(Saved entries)
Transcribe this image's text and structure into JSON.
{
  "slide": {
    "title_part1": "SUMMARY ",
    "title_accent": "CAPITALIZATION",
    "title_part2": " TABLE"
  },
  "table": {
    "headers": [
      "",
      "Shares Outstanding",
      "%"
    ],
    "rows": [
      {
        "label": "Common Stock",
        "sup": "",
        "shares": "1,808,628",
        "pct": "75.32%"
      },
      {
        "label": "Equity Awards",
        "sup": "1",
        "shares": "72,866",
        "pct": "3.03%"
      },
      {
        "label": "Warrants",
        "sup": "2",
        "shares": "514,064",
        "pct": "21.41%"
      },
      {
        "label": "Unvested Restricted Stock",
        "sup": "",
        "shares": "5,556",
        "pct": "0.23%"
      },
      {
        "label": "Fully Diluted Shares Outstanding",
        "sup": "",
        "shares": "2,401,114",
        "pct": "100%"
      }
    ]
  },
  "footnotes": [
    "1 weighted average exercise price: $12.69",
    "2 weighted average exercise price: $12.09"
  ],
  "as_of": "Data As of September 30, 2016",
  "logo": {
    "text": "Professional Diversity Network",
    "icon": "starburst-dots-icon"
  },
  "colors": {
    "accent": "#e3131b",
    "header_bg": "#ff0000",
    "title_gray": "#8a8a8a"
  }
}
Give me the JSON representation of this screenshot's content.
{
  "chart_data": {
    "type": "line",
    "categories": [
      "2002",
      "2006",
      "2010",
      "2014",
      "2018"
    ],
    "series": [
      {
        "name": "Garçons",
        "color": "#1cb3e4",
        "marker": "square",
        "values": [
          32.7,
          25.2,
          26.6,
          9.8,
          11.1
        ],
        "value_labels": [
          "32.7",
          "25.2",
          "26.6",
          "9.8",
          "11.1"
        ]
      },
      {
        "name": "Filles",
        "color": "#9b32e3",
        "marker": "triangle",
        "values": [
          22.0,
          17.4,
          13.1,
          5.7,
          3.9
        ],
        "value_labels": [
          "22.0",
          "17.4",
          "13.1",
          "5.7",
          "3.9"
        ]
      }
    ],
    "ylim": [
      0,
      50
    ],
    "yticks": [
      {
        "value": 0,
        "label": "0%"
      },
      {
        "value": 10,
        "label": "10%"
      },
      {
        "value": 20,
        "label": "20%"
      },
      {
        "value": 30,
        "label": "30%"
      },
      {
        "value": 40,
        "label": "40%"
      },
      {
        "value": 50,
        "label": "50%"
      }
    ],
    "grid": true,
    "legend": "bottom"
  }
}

**What to produce:** Using the data above, reproduce every line exactly.

**Exercise solution:**
Transcribe this image's text and structure into JSON.
{
  "slide": {
    "title_part1": "SUMMARY ",
    "title_accent": "CAPITALIZATION",
    "title_part2": " TABLE"
  },
  "table": {
    "headers": [
      "",
      "Shares Outstanding",
      "%"
    ],
    "rows": [
      {
        "label": "Common Stock",
        "sup": "",
        "shares": "1,808,628",
        "pct": "75.32%"
      },
      {
        "label": "Equity Awards",
        "sup": "1",
        "shares": "72,866",
        "pct": "3.03%"
      },
      {
        "label": "Warrants",
        "sup": "2",
        "shares": "514,064",
        "pct": "21.41%"
      },
      {
        "label": "Unvested Restricted Stock",
        "sup": "",
        "shares": "5,556",
        "pct": "0.23%"
      },
      {
        "label": "Fully Diluted Shares Outstanding",
        "sup": "",
        "shares": "2,401,114",
        "pct": "100%"
      }
    ]
  },
  "footnotes": [
    "1 weighted average exercise price: $12.69",
    "2 weighted average exercise price: $12.09"
  ],
  "as_of": "Data As of September 30, 2016",
  "logo": {
    "text": "Professional Diversity Network",
    "icon": "starburst-dots-icon"
  },
  "colors": {
    "accent": "#e3131b",
    "header_bg": "#ff0000",
    "title_gray": "#8a8a8a"
  }
}
Give me the JSON representation of this screenshot's content.
{
  "chart_data": {
    "type": "line",
    "categories": [
      "2002",
      "2006",
      "2010",
      "2014",
      "2018"
    ],
    "series": [
      {
        "name": "Garçons",
        "color": "#1cb3e4",
        "marker": "square",
        "values": [
          32.7,
          25.2,
          26.6,
          9.8,
          11.1
        ],
        "value_labels": [
          "32.7",
          "25.2",
          "26.6",
          "9.8",
          "11.1"
        ]
      },
      {
        "name": "Filles",
        "color": "#9b32e3",
        "marker": "triangle",
        "values": [
          22.0,
          17.4,
          13.1,
          5.7,
          3.9
        ],
        "value_labels": [
          "22.0",
          "17.4",
          "13.1",
          "5.7",
          "3.9"
        ]
      }
    ],
    "ylim": [
      0,
      50
    ],
    "yticks": [
      {
        "value": 0,
        "label": "0%"
      },
      {
        "value": 10,
        "label": "10%"
      },
      {
        "value": 20,
        "label": "20%"
      },
      {
        "value": 30,
        "label": "30%"
      },
      {
        "value": 40,
        "label": "40%"
      },
      {
        "value": 50,
        "label": "50%"
      }
    ],
    "grid": true,
    "legend": "bottom"
  }
}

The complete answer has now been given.